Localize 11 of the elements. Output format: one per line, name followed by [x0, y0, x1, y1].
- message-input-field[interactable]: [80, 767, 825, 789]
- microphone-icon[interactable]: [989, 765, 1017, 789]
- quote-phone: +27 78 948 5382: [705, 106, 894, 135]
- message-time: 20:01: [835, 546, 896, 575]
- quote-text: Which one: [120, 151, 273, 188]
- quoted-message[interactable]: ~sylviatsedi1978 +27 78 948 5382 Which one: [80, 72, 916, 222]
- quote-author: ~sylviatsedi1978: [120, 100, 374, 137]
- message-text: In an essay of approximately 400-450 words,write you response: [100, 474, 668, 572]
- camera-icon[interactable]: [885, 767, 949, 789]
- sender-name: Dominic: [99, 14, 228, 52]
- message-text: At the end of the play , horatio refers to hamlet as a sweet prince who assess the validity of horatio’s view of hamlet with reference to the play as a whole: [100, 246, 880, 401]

- - - - -

What this task involves → Copy every row above word for word, one row per line.

Answer for the task →
Localize 11 of the elements. Output format: one per line, name followed by [x0, y0, x1, y1].
- message-input-field[interactable]: [80, 767, 825, 789]
- microphone-icon[interactable]: [989, 765, 1017, 789]
- quote-phone: +27 78 948 5382: [705, 106, 894, 135]
- message-time: 20:01: [835, 546, 896, 575]
- quote-text: Which one: [120, 151, 273, 188]
- quoted-message[interactable]: ~sylviatsedi1978 +27 78 948 5382 Which one: [80, 72, 916, 222]
- quote-author: ~sylviatsedi1978: [120, 100, 374, 137]
- message-text: In an essay of approximately 400-450 words,write you response: [100, 474, 668, 572]
- camera-icon[interactable]: [885, 767, 949, 789]
- sender-name: Dominic: [99, 14, 228, 52]
- message-text: At the end of the play , horatio refers to hamlet as a sweet prince who assess the validity of horatio’s view of hamlet with reference to the play as a whole: [100, 246, 880, 401]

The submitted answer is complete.